> Passage:
┏━━

The Westminster Larger Catechism teaches us that Christ is our Mediator in His states of humiliation and exaltation. Christ’s states are just as important for our salvation as His identity and office as Mediator are. According to questions 46–50, Christ saves us by His humiliation through His conception and birth, through His entire life, through His death, and through His burial. In and through all these things, Christ as our Prophet, Priest, and King acted in our place to remove the miseries of sin and to reconcile us to God in every possible way.

What Was Christ’s Estate of Humiliation?1

Christ’s humiliation encompassed His entirely earthly ministry, spanning from His incarnation to His burial. Christ was “in the form of God” (Phil. 2:6). We have seen in earlier questions of the catechism that this means that He is God equal to the Father and the Holy Spirit. Yet, He did not grasp on to His divine rights. He “emptied himself by taking the form of a servant, being born in the likeness of men” (v. 7). He who was the “form of God” became the “form of a servant” without ceasing to be the eternal God. If He could lay aside His divine attributes by His incarnation, He would never have been God, because God is infinite, eternal, and unchangeable.2 The incarnation, instead, consisted in the veiling of His divine glory in human flesh. Paul concludes that “being found in human form, he humbled himself by becoming obedient to the point of death, even death on a cross” (v. 8). This included “his conception and birth, life, death, and after his death, until his resurrection.”

If He could lay aside His divine attributes by His incarnation, He would never have been God, because God is infinite, eternal, and unchangeable.

Becoming man was a great act of humiliation in the humanity of the Son of God, who remained unhumbled and irreducible deity. The circumstances of His birth were lowly (Luke 2:7). His parents gave the offering prescribed for the poor at His circumcision (Lev. 14:22; Luke 2:24). He was persecuted as an infant (Matt. 2:16–18) and throughout His life. He suffered shame, scorn, and ultimately crucifixion (Matt. 27:16–26). Even His burial and His time in the grave were humiliation, since death is the wages of sin (Rom. 6:23). Death could not ultimately hold the righteous Lord (Acts 2:24). All these aspects of His humiliation were “for our sakes.” Jesus bore the curse of God in every way in His humiliation, so that we might not bear it in any way through our union with Him.

How Did Christ Humble Himself in His Conception and Birth?3

Jesus became man in order to bear the curse of God for sinners. The astonishing fact is that “the Son of God . . . was pleased in the fullness of time to become the Son of Man.” God did not have to save us. Yet God the Son became the man Christ Jesus to save His people from their sins. We have already seen that His mother was poor and that the circumstances of His birth showed “more than ordinary abasement.” His conception and birth are astonishing facts that should lead us to marvel at His glory even in His humiliation.

┗━━

> Directive:
Quote the passage on Christ's humiliation word for word between "Jesus became man" and "in His humiliation.", inclusive.

> Available data:
┏━━

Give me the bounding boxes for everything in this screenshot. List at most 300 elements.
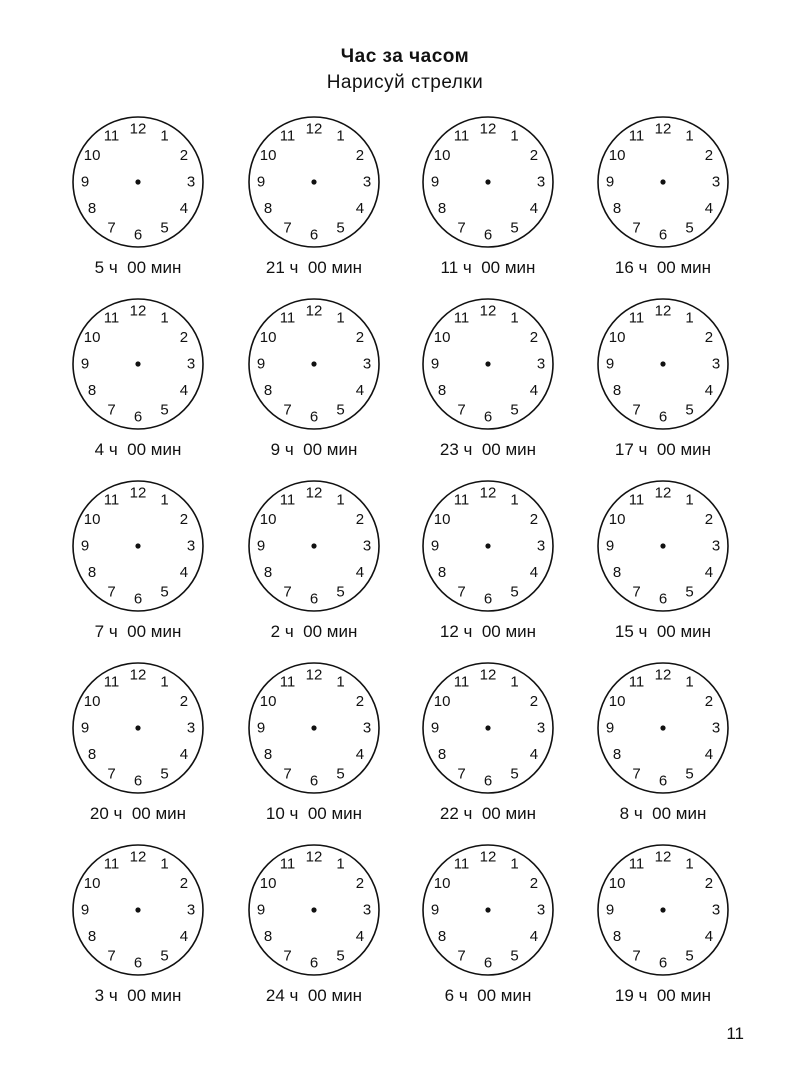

┗━━

> Answer:
Jesus became man in order to bear the curse of God for sinners. The astonishing fact is that “the Son of God . . . was pleased in the fullness of time to become the Son of Man.” God did not have to save us. Yet God the Son became the man Christ Jesus to save His people from their sins. We have already seen that His mother was poor and that the circumstances of His birth showed “more than ordinary abasement.” His conception and birth are astonishing facts that should lead us to marvel at His glory even in His humiliation.